=== PROBLEM REQUIREMENTS ===
Using the listing below, give the number of lines where "Maximum" appears, and nothing else.

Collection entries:
┄┄┄┄┄┄
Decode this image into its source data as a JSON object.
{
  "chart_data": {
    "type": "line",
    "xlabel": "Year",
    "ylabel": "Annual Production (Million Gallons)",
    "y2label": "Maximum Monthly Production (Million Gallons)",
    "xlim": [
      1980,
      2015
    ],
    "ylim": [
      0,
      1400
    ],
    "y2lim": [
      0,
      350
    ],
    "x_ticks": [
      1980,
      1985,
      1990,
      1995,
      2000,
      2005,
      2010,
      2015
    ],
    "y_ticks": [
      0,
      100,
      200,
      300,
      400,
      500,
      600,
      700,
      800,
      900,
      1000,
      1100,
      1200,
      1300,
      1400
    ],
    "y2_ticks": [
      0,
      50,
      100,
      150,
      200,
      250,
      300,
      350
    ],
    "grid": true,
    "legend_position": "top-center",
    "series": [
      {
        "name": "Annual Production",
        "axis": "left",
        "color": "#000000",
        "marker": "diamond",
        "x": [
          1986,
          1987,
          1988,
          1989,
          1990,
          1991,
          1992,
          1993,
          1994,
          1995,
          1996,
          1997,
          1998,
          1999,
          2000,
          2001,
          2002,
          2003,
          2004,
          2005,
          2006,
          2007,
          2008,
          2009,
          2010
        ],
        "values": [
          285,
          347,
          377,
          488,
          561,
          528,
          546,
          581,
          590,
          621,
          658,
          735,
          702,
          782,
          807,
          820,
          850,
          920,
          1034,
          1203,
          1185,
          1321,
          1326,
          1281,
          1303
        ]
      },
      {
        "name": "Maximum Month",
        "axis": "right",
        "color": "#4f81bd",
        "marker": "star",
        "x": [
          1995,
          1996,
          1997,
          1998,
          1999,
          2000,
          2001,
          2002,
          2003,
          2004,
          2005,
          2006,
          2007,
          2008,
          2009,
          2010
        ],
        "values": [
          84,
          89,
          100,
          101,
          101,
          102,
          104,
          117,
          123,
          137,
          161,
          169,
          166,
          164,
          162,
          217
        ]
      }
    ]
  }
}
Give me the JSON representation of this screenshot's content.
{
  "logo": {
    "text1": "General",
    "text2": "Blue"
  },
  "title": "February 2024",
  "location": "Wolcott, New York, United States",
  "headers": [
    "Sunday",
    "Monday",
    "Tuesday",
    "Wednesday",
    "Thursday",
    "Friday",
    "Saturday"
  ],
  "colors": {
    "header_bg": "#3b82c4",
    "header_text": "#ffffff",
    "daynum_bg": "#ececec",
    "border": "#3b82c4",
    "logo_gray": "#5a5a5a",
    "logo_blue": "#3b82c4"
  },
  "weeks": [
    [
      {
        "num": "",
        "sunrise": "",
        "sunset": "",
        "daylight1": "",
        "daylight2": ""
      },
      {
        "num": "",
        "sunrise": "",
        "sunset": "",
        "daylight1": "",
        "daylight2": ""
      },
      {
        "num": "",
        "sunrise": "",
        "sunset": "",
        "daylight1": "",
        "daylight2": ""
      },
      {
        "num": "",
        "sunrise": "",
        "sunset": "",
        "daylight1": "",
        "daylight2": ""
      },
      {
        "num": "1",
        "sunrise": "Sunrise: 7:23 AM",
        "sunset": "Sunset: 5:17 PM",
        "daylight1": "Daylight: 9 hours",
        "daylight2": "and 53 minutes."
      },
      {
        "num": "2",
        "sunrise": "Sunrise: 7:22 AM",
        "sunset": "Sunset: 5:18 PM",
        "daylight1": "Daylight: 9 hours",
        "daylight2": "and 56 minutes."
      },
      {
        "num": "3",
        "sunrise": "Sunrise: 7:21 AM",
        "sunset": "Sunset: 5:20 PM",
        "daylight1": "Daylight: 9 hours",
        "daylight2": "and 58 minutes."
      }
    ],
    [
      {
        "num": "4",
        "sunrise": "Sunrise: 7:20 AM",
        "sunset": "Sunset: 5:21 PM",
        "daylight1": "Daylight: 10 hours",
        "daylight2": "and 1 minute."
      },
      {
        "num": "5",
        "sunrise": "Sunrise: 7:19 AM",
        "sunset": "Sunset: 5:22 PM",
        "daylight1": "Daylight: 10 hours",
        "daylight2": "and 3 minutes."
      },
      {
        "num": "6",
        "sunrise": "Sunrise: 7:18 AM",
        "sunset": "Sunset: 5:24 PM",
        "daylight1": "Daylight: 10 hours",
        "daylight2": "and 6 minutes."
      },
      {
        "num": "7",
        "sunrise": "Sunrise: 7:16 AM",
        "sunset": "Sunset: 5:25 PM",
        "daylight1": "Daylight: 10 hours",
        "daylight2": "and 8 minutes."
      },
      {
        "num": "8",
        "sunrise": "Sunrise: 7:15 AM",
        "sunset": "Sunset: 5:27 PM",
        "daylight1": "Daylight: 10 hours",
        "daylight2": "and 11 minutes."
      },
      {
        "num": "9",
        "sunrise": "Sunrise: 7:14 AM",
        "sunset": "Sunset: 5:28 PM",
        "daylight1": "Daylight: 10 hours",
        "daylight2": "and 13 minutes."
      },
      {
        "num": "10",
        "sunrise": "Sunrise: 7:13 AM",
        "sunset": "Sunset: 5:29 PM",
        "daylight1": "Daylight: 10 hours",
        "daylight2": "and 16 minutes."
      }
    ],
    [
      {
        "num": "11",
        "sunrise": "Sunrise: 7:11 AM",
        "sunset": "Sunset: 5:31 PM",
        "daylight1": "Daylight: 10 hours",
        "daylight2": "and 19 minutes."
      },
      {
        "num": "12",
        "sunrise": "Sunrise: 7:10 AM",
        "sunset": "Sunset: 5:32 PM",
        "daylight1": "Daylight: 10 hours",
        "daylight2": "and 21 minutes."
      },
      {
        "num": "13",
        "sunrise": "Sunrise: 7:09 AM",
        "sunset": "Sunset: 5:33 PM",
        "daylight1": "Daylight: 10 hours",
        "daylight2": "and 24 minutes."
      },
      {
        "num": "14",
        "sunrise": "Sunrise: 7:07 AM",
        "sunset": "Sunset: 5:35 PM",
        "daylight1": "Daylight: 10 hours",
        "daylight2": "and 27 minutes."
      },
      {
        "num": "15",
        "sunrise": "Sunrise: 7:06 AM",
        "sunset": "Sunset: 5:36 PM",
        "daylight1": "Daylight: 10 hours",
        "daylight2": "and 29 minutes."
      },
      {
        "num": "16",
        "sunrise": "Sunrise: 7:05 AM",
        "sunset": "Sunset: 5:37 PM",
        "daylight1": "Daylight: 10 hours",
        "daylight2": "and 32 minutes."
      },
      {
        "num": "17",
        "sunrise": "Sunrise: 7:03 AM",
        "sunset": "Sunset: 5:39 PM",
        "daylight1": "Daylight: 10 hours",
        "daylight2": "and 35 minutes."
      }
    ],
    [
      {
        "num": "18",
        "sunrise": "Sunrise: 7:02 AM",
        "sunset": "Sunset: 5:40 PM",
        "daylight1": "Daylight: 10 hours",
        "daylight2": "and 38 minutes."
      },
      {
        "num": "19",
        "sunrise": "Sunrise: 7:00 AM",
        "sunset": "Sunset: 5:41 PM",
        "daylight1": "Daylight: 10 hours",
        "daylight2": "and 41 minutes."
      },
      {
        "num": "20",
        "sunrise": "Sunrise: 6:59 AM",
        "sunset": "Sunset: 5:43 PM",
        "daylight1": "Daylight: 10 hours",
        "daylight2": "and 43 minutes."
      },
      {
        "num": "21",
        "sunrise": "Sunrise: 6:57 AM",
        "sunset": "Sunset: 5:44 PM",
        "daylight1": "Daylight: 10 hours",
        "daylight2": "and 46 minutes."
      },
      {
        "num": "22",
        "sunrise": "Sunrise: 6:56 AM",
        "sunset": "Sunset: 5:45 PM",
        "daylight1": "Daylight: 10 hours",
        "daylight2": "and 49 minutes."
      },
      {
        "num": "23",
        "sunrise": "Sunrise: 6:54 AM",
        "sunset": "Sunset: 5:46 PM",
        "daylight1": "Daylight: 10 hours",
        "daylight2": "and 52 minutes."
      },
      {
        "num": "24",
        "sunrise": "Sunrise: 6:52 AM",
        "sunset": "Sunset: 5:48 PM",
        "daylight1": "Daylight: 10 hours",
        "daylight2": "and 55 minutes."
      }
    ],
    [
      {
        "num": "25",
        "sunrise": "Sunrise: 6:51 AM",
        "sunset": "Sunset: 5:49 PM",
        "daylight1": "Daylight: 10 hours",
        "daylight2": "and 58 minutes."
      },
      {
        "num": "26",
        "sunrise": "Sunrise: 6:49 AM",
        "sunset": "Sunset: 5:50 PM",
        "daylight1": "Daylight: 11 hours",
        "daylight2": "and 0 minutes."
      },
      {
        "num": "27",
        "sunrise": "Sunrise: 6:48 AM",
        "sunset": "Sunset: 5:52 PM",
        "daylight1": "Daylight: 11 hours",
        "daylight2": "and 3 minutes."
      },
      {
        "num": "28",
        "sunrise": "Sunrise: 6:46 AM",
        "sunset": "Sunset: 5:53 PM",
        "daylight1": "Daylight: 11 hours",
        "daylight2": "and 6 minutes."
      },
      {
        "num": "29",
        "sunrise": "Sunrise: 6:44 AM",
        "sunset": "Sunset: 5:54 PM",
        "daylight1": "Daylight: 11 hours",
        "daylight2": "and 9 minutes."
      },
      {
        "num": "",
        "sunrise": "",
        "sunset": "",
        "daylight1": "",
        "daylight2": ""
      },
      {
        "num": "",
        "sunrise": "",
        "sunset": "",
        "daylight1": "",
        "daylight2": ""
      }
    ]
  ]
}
┄┄┄┄┄┄
=== ANSWER TO THE TASK ===
2